▶ **Input data**
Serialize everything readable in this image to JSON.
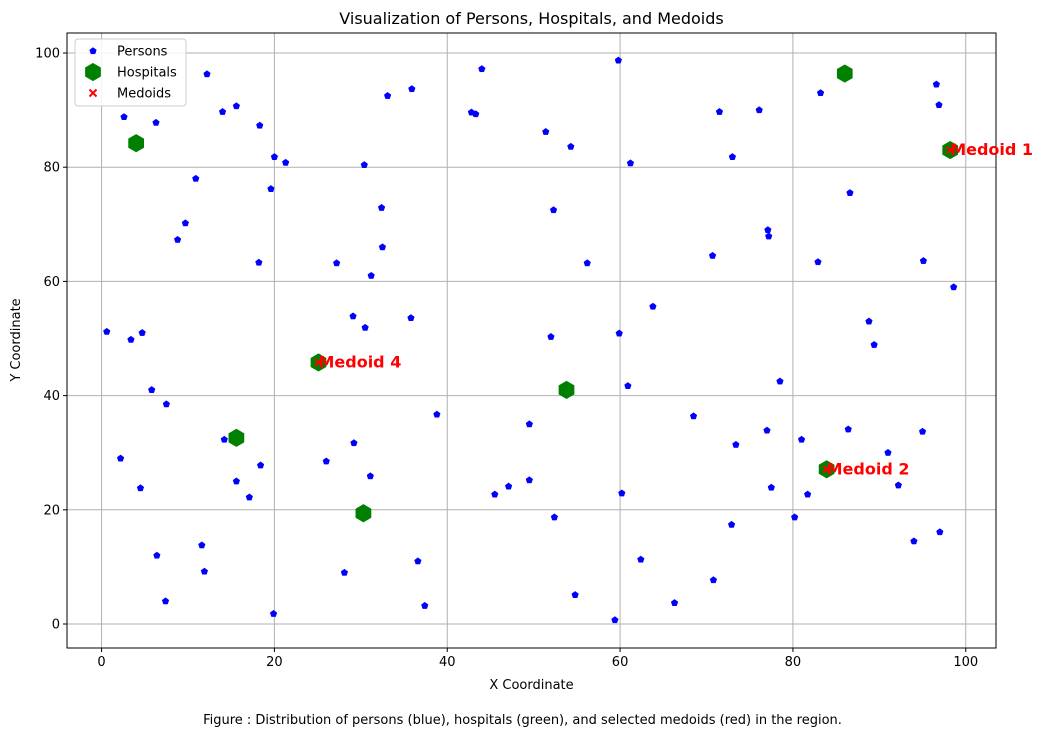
{
  "chart_data": {
    "type": "scatter",
    "title": "Visualization of Persons, Hospitals, and Medoids",
    "xlabel": "X Coordinate",
    "ylabel": "Y Coordinate",
    "xlim": [
      -4,
      103.5
    ],
    "ylim": [
      -4.2,
      103.5
    ],
    "xticks": [
      0,
      20,
      40,
      60,
      80,
      100
    ],
    "yticks": [
      0,
      20,
      40,
      60,
      80,
      100
    ],
    "grid": true,
    "legend_position": "upper-left",
    "series": [
      {
        "name": "Persons",
        "marker": "pentagon",
        "color": "#0000ff",
        "points": [
          [
            0.6,
            51.2
          ],
          [
            2.2,
            29
          ],
          [
            2.6,
            88.8
          ],
          [
            3.4,
            49.8
          ],
          [
            4.5,
            23.8
          ],
          [
            4.7,
            51
          ],
          [
            5.8,
            41
          ],
          [
            6.3,
            87.8
          ],
          [
            6.4,
            12
          ],
          [
            7.4,
            4
          ],
          [
            7.5,
            38.5
          ],
          [
            8.8,
            67.3
          ],
          [
            9.7,
            70.2
          ],
          [
            10.9,
            78
          ],
          [
            11.6,
            13.8
          ],
          [
            11.9,
            9.2
          ],
          [
            12.2,
            96.3
          ],
          [
            14,
            89.7
          ],
          [
            14.2,
            32.3
          ],
          [
            15.6,
            25
          ],
          [
            15.6,
            90.7
          ],
          [
            17.1,
            22.2
          ],
          [
            18.2,
            63.3
          ],
          [
            18.3,
            87.3
          ],
          [
            18.4,
            27.8
          ],
          [
            19.6,
            76.2
          ],
          [
            19.9,
            1.8
          ],
          [
            20,
            81.8
          ],
          [
            21.3,
            80.8
          ],
          [
            26,
            28.5
          ],
          [
            27.2,
            63.2
          ],
          [
            28.1,
            9
          ],
          [
            29.1,
            53.9
          ],
          [
            29.2,
            31.7
          ],
          [
            30.4,
            80.4
          ],
          [
            30.5,
            51.9
          ],
          [
            31.1,
            25.9
          ],
          [
            31.2,
            61
          ],
          [
            32.4,
            72.9
          ],
          [
            32.5,
            66
          ],
          [
            33.1,
            92.5
          ],
          [
            35.8,
            53.6
          ],
          [
            35.9,
            93.7
          ],
          [
            36.6,
            11
          ],
          [
            37.4,
            3.2
          ],
          [
            38.8,
            36.7
          ],
          [
            42.8,
            89.6
          ],
          [
            43.3,
            89.3
          ],
          [
            44,
            97.2
          ],
          [
            45.5,
            22.7
          ],
          [
            47.1,
            24.1
          ],
          [
            49.5,
            35
          ],
          [
            49.5,
            25.2
          ],
          [
            51.4,
            86.2
          ],
          [
            52,
            50.3
          ],
          [
            52.3,
            72.5
          ],
          [
            52.4,
            18.7
          ],
          [
            54.3,
            83.6
          ],
          [
            54.8,
            5.1
          ],
          [
            56.2,
            63.2
          ],
          [
            59.4,
            0.7
          ],
          [
            59.8,
            98.7
          ],
          [
            59.9,
            50.9
          ],
          [
            60.2,
            22.9
          ],
          [
            60.9,
            41.7
          ],
          [
            61.2,
            80.7
          ],
          [
            62.4,
            11.3
          ],
          [
            63.8,
            55.6
          ],
          [
            66.3,
            3.7
          ],
          [
            68.5,
            36.4
          ],
          [
            70.7,
            64.5
          ],
          [
            70.8,
            7.7
          ],
          [
            71.5,
            89.7
          ],
          [
            72.9,
            17.4
          ],
          [
            73,
            81.8
          ],
          [
            73.4,
            31.4
          ],
          [
            76.1,
            90
          ],
          [
            77,
            33.9
          ],
          [
            77.1,
            69
          ],
          [
            77.2,
            67.9
          ],
          [
            77.5,
            23.9
          ],
          [
            78.5,
            42.5
          ],
          [
            80.2,
            18.7
          ],
          [
            81,
            32.3
          ],
          [
            81.7,
            22.7
          ],
          [
            82.9,
            63.4
          ],
          [
            83.2,
            93
          ],
          [
            86.4,
            34.1
          ],
          [
            86.6,
            75.5
          ],
          [
            88.8,
            53
          ],
          [
            89.4,
            48.9
          ],
          [
            91,
            30
          ],
          [
            92.2,
            24.3
          ],
          [
            94,
            14.5
          ],
          [
            95,
            33.7
          ],
          [
            95.1,
            63.6
          ],
          [
            96.6,
            94.5
          ],
          [
            96.9,
            90.9
          ],
          [
            97,
            16.1
          ],
          [
            98.6,
            59
          ]
        ]
      },
      {
        "name": "Hospitals",
        "marker": "hexagon",
        "color": "#008000",
        "points": [
          [
            4,
            84.2
          ],
          [
            15.6,
            32.6
          ],
          [
            25.1,
            45.8
          ],
          [
            30.3,
            19.4
          ],
          [
            53.8,
            41
          ],
          [
            83.9,
            27.1
          ],
          [
            86,
            96.4
          ],
          [
            98.2,
            83
          ]
        ]
      },
      {
        "name": "Medoids",
        "marker": "x",
        "color": "#ff0000",
        "points": [
          [
            98.2,
            83
          ],
          [
            83.9,
            27.1
          ],
          [
            25.1,
            45.8
          ]
        ]
      }
    ],
    "annotations": [
      {
        "text": "Medoid 1",
        "x": 98.2,
        "y": 83
      },
      {
        "text": "Medoid 2",
        "x": 83.9,
        "y": 27.1
      },
      {
        "text": "Medoid 4",
        "x": 25.1,
        "y": 45.8
      }
    ]
  },
  "caption": "Figure : Distribution of persons (blue), hospitals (green), and selected medoids (red) in the region."
}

▶ **Given instruction**
Set down the lines of the records above exactly, apart from the pictures.

▶ **The answer**
Serialize everything readable in this image to JSON.
{
  "chart_data": {
    "type": "scatter",
    "title": "Visualization of Persons, Hospitals, and Medoids",
    "xlabel": "X Coordinate",
    "ylabel": "Y Coordinate",
    "xlim": [
      -4,
      103.5
    ],
    "ylim": [
      -4.2,
      103.5
    ],
    "xticks": [
      0,
      20,
      40,
      60,
      80,
      100
    ],
    "yticks": [
      0,
      20,
      40,
      60,
      80,
      100
    ],
    "grid": true,
    "legend_position": "upper-left",
    "series": [
      {
        "name": "Persons",
        "marker": "pentagon",
        "color": "#0000ff",
        "points": [
          [
            0.6,
            51.2
          ],
          [
            2.2,
            29
          ],
          [
            2.6,
            88.8
          ],
          [
            3.4,
            49.8
          ],
          [
            4.5,
            23.8
          ],
          [
            4.7,
            51
          ],
          [
            5.8,
            41
          ],
          [
            6.3,
            87.8
          ],
          [
            6.4,
            12
          ],
          [
            7.4,
            4
          ],
          [
            7.5,
            38.5
          ],
          [
            8.8,
            67.3
          ],
          [
            9.7,
            70.2
          ],
          [
            10.9,
            78
          ],
          [
            11.6,
            13.8
          ],
          [
            11.9,
            9.2
          ],
          [
            12.2,
            96.3
          ],
          [
            14,
            89.7
          ],
          [
            14.2,
            32.3
          ],
          [
            15.6,
            25
          ],
          [
            15.6,
            90.7
          ],
          [
            17.1,
            22.2
          ],
          [
            18.2,
            63.3
          ],
          [
            18.3,
            87.3
          ],
          [
            18.4,
            27.8
          ],
          [
            19.6,
            76.2
          ],
          [
            19.9,
            1.8
          ],
          [
            20,
            81.8
          ],
          [
            21.3,
            80.8
          ],
          [
            26,
            28.5
          ],
          [
            27.2,
            63.2
          ],
          [
            28.1,
            9
          ],
          [
            29.1,
            53.9
          ],
          [
            29.2,
            31.7
          ],
          [
            30.4,
            80.4
          ],
          [
            30.5,
            51.9
          ],
          [
            31.1,
            25.9
          ],
          [
            31.2,
            61
          ],
          [
            32.4,
            72.9
          ],
          [
            32.5,
            66
          ],
          [
            33.1,
            92.5
          ],
          [
            35.8,
            53.6
          ],
          [
            35.9,
            93.7
          ],
          [
            36.6,
            11
          ],
          [
            37.4,
            3.2
          ],
          [
            38.8,
            36.7
          ],
          [
            42.8,
            89.6
          ],
          [
            43.3,
            89.3
          ],
          [
            44,
            97.2
          ],
          [
            45.5,
            22.7
          ],
          [
            47.1,
            24.1
          ],
          [
            49.5,
            35
          ],
          [
            49.5,
            25.2
          ],
          [
            51.4,
            86.2
          ],
          [
            52,
            50.3
          ],
          [
            52.3,
            72.5
          ],
          [
            52.4,
            18.7
          ],
          [
            54.3,
            83.6
          ],
          [
            54.8,
            5.1
          ],
          [
            56.2,
            63.2
          ],
          [
            59.4,
            0.7
          ],
          [
            59.8,
            98.7
          ],
          [
            59.9,
            50.9
          ],
          [
            60.2,
            22.9
          ],
          [
            60.9,
            41.7
          ],
          [
            61.2,
            80.7
          ],
          [
            62.4,
            11.3
          ],
          [
            63.8,
            55.6
          ],
          [
            66.3,
            3.7
          ],
          [
            68.5,
            36.4
          ],
          [
            70.7,
            64.5
          ],
          [
            70.8,
            7.7
          ],
          [
            71.5,
            89.7
          ],
          [
            72.9,
            17.4
          ],
          [
            73,
            81.8
          ],
          [
            73.4,
            31.4
          ],
          [
            76.1,
            90
          ],
          [
            77,
            33.9
          ],
          [
            77.1,
            69
          ],
          [
            77.2,
            67.9
          ],
          [
            77.5,
            23.9
          ],
          [
            78.5,
            42.5
          ],
          [
            80.2,
            18.7
          ],
          [
            81,
            32.3
          ],
          [
            81.7,
            22.7
          ],
          [
            82.9,
            63.4
          ],
          [
            83.2,
            93
          ],
          [
            86.4,
            34.1
          ],
          [
            86.6,
            75.5
          ],
          [
            88.8,
            53
          ],
          [
            89.4,
            48.9
          ],
          [
            91,
            30
          ],
          [
            92.2,
            24.3
          ],
          [
            94,
            14.5
          ],
          [
            95,
            33.7
          ],
          [
            95.1,
            63.6
          ],
          [
            96.6,
            94.5
          ],
          [
            96.9,
            90.9
          ],
          [
            97,
            16.1
          ],
          [
            98.6,
            59
          ]
        ]
      },
      {
        "name": "Hospitals",
        "marker": "hexagon",
        "color": "#008000",
        "points": [
          [
            4,
            84.2
          ],
          [
            15.6,
            32.6
          ],
          [
            25.1,
            45.8
          ],
          [
            30.3,
            19.4
          ],
          [
            53.8,
            41
          ],
          [
            83.9,
            27.1
          ],
          [
            86,
            96.4
          ],
          [
            98.2,
            83
          ]
        ]
      },
      {
        "name": "Medoids",
        "marker": "x",
        "color": "#ff0000",
        "points": [
          [
            98.2,
            83
          ],
          [
            83.9,
            27.1
          ],
          [
            25.1,
            45.8
          ]
        ]
      }
    ],
    "annotations": [
      {
        "text": "Medoid 1",
        "x": 98.2,
        "y": 83
      },
      {
        "text": "Medoid 2",
        "x": 83.9,
        "y": 27.1
      },
      {
        "text": "Medoid 4",
        "x": 25.1,
        "y": 45.8
      }
    ]
  },
  "caption": "Figure : Distribution of persons (blue), hospitals (green), and selected medoids (red) in the region."
}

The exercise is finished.